Stored data –
(begin)

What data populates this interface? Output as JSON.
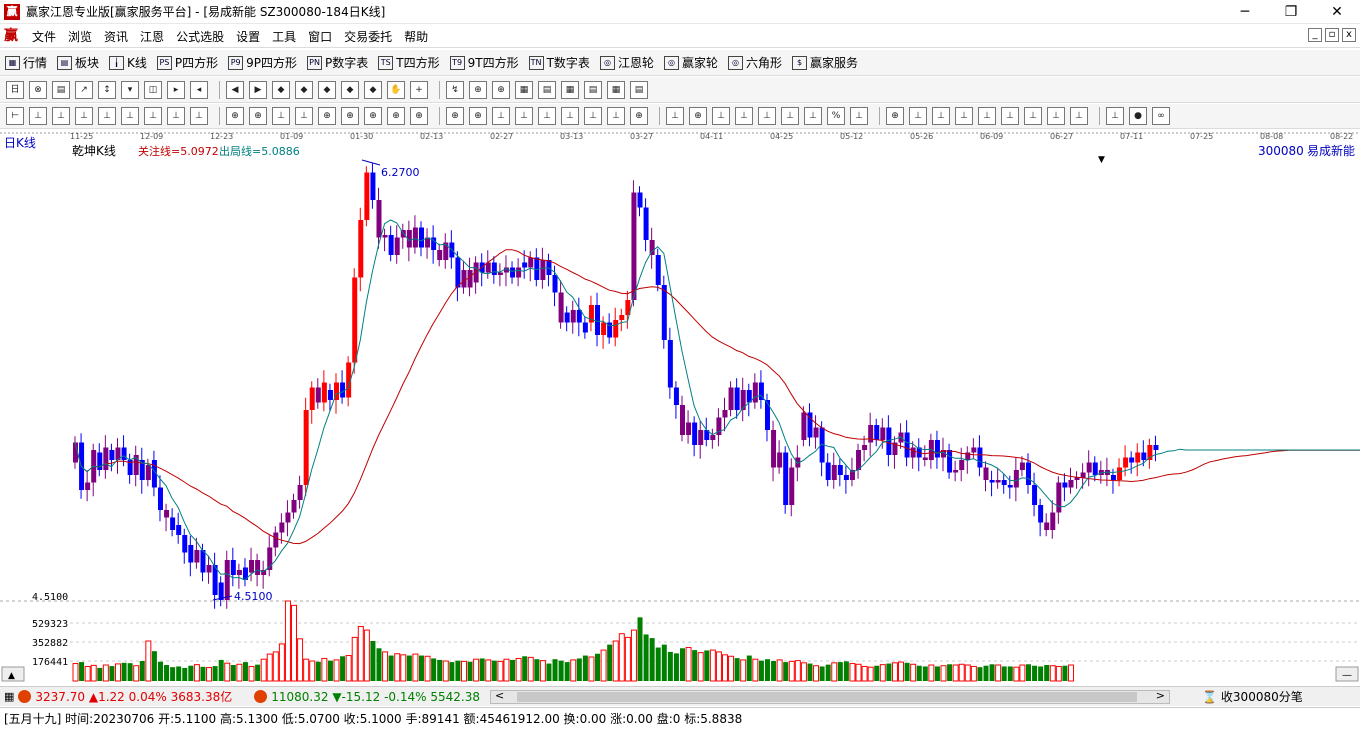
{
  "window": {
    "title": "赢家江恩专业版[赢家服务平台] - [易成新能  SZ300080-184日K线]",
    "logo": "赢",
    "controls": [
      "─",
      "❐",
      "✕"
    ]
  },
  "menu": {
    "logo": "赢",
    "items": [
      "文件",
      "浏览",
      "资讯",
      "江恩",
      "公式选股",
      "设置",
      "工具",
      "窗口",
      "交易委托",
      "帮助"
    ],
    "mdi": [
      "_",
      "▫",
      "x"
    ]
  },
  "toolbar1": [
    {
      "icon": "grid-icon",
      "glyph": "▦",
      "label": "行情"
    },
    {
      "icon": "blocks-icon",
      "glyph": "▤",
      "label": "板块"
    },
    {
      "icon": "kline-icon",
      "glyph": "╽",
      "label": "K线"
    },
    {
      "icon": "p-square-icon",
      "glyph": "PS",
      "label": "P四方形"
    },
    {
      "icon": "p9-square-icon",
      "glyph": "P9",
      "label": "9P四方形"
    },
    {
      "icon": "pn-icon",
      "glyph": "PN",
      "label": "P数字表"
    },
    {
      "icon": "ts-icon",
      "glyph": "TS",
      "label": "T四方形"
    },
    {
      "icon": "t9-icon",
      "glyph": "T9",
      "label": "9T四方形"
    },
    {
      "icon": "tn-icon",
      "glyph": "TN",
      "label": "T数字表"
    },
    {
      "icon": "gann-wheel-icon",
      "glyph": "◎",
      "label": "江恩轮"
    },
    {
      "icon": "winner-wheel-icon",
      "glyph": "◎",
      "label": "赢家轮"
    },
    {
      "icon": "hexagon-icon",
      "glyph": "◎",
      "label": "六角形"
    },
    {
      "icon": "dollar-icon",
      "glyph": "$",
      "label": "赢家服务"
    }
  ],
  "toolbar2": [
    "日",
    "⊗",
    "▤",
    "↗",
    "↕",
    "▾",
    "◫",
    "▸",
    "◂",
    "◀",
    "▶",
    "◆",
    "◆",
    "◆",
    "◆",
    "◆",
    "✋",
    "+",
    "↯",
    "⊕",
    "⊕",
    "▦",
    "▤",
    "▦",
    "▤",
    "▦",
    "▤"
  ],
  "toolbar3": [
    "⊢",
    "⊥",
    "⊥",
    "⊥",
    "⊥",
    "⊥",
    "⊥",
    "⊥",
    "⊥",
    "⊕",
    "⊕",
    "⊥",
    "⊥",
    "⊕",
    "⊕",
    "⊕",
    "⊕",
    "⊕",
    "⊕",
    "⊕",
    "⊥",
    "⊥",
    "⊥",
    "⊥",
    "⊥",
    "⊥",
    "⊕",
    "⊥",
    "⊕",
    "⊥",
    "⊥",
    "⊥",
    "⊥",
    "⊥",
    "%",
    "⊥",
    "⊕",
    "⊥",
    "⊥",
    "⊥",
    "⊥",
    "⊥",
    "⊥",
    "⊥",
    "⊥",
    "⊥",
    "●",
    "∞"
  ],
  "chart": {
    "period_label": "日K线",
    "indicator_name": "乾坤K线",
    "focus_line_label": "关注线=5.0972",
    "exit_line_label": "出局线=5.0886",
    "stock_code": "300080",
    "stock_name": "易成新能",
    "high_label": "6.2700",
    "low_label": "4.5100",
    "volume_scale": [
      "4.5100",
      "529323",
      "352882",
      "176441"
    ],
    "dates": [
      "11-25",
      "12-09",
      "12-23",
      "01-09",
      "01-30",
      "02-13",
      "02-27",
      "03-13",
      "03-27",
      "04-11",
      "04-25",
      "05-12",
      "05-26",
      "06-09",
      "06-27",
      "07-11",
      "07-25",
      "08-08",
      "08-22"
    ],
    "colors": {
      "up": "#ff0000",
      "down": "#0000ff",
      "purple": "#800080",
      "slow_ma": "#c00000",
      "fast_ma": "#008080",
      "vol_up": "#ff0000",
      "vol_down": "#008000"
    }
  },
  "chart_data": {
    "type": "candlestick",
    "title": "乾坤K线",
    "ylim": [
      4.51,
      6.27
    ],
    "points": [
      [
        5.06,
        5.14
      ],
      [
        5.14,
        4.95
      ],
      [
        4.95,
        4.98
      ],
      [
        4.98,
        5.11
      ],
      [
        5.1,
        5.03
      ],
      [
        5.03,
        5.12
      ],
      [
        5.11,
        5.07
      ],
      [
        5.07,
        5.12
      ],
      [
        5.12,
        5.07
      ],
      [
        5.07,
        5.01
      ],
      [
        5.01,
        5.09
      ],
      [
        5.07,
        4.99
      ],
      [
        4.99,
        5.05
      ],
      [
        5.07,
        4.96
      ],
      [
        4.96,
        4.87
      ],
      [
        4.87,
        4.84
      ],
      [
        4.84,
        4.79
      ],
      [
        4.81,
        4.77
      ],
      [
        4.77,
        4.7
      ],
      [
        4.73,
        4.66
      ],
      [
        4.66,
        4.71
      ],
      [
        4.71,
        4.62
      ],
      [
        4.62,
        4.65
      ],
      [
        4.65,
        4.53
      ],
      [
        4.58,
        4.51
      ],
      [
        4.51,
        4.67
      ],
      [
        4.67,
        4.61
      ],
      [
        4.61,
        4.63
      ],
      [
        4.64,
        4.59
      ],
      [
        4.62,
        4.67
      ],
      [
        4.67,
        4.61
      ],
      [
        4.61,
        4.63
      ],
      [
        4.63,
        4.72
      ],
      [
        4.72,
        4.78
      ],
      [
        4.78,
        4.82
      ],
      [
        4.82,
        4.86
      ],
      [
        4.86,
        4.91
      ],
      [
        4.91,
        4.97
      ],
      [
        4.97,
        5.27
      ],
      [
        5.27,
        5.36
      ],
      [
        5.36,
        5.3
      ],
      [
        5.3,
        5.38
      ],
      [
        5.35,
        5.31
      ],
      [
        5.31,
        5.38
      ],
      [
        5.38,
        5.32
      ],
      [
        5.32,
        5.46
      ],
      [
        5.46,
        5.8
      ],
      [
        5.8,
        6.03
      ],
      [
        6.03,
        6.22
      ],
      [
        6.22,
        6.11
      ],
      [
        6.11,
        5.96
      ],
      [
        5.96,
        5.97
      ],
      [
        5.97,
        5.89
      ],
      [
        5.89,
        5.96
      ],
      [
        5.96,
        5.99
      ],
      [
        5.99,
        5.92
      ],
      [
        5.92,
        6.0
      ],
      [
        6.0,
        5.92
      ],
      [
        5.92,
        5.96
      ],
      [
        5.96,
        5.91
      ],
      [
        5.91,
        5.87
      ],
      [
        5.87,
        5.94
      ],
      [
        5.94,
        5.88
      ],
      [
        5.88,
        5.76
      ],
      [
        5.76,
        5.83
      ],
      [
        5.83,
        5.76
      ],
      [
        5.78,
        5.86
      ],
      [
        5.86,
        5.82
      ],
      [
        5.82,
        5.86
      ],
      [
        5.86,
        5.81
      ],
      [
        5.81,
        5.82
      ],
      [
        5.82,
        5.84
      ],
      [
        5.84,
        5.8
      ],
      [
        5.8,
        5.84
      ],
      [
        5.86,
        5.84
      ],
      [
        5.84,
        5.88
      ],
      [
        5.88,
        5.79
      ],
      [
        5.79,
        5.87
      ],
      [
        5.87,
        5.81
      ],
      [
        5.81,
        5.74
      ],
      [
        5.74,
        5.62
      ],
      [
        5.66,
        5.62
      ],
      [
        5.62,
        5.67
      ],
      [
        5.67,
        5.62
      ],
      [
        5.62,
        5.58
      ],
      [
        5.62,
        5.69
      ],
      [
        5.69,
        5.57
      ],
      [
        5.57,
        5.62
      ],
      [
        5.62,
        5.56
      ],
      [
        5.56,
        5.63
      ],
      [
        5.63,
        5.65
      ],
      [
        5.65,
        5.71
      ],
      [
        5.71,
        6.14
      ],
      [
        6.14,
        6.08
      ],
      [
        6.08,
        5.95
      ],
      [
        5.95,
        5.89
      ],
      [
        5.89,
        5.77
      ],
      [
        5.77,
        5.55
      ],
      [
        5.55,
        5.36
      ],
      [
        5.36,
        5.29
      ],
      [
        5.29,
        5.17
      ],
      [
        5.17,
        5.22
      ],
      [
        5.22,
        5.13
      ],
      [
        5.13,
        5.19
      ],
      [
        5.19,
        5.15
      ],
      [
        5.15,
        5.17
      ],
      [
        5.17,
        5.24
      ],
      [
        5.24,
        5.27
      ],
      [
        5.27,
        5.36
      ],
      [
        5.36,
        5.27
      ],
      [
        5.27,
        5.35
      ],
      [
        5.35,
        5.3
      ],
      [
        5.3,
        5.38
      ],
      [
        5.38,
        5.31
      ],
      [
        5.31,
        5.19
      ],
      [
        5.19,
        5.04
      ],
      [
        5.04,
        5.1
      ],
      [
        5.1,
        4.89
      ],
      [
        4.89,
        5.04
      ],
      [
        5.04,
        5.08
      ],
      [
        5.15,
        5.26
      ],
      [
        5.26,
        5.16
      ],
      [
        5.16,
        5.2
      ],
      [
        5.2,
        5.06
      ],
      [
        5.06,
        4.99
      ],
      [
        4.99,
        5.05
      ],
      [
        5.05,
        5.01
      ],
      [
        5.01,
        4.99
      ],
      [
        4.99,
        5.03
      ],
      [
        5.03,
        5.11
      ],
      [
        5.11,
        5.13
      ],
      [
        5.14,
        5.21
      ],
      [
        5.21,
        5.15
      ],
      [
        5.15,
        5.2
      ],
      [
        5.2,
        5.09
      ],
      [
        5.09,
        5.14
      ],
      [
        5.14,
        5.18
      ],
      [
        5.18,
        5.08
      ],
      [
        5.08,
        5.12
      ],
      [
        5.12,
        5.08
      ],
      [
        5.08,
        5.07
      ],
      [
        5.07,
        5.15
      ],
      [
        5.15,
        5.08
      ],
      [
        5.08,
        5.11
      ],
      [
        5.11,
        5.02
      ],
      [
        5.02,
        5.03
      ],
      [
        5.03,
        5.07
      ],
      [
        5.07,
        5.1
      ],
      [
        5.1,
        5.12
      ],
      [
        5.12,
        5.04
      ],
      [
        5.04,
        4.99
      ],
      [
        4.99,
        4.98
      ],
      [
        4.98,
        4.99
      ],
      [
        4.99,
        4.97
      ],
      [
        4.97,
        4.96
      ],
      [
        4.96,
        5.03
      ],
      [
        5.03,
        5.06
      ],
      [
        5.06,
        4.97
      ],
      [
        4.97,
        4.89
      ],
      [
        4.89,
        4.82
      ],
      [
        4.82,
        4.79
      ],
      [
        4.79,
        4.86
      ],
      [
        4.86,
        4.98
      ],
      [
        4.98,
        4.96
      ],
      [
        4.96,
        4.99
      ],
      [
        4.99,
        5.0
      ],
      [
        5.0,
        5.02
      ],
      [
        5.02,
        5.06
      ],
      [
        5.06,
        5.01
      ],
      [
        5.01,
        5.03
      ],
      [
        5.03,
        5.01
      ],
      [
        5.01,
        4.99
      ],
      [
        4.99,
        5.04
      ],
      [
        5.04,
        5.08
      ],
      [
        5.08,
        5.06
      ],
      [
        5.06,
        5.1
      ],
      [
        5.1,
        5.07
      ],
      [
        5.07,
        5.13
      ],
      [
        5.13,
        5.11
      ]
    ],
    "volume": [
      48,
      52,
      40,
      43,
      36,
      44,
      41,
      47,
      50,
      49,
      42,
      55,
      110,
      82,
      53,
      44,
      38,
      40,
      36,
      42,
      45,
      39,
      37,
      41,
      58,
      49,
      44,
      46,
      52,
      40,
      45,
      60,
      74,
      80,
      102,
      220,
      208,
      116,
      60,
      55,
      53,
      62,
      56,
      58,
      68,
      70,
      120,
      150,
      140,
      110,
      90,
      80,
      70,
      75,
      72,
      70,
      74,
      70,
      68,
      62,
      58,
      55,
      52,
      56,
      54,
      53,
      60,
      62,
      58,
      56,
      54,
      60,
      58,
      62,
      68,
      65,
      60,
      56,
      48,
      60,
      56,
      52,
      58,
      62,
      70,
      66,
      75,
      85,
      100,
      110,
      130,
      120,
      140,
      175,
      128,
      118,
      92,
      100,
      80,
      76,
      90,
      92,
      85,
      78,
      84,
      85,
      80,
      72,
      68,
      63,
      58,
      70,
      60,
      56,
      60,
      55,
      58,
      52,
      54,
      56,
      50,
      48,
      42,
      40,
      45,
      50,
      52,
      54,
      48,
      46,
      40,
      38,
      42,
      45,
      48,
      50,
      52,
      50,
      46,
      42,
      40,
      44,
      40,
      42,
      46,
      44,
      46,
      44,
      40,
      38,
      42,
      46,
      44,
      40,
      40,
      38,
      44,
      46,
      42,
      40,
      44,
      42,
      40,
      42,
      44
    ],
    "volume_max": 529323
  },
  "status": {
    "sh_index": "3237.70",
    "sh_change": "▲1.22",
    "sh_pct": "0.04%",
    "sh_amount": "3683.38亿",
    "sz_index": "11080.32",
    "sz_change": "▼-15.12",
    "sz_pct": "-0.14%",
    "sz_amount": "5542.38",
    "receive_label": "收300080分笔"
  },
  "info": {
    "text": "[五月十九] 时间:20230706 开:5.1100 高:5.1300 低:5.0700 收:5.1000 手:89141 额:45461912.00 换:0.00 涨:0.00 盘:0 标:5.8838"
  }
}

(end)
(begin)

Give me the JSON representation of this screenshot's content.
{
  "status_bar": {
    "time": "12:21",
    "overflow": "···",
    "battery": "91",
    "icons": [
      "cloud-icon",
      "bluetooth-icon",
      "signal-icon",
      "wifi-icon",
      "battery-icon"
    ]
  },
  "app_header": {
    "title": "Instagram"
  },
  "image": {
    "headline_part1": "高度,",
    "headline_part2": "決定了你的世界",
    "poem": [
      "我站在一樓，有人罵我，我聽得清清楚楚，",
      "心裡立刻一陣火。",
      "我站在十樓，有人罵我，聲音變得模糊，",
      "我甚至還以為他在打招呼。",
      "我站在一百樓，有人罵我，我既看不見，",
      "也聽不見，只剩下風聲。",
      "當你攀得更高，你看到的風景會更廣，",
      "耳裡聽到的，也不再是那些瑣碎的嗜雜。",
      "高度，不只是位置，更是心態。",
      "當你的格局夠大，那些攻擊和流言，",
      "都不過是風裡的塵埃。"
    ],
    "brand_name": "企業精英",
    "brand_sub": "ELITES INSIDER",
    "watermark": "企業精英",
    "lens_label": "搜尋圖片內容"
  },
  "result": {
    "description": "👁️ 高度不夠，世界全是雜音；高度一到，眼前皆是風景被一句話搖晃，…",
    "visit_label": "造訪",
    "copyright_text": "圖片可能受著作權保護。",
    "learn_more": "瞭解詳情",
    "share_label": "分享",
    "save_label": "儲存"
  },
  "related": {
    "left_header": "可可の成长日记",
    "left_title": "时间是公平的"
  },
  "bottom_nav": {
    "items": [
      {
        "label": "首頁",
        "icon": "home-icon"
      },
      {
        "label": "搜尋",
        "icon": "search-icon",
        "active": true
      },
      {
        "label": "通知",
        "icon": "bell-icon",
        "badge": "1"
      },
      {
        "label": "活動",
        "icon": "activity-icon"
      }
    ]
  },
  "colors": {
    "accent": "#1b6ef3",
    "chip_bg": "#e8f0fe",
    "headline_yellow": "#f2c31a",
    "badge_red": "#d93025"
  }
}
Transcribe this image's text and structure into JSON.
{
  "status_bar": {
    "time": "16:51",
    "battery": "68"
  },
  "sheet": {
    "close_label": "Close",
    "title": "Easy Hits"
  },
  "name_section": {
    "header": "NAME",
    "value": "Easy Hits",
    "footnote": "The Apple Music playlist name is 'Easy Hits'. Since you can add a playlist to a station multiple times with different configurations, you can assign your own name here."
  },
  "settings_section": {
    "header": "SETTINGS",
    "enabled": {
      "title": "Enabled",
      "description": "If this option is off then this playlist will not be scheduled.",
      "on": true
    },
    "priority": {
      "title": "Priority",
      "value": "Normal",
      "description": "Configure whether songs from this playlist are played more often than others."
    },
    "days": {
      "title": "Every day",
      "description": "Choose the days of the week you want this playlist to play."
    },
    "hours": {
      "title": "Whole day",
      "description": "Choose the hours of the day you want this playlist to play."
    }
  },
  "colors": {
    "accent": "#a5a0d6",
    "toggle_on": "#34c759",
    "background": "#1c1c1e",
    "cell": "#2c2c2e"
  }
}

(end)

Copy each line of the records that contains the word "hours".

    "hours": {
      "description": "Choose the hours of the day you want this playlist to play."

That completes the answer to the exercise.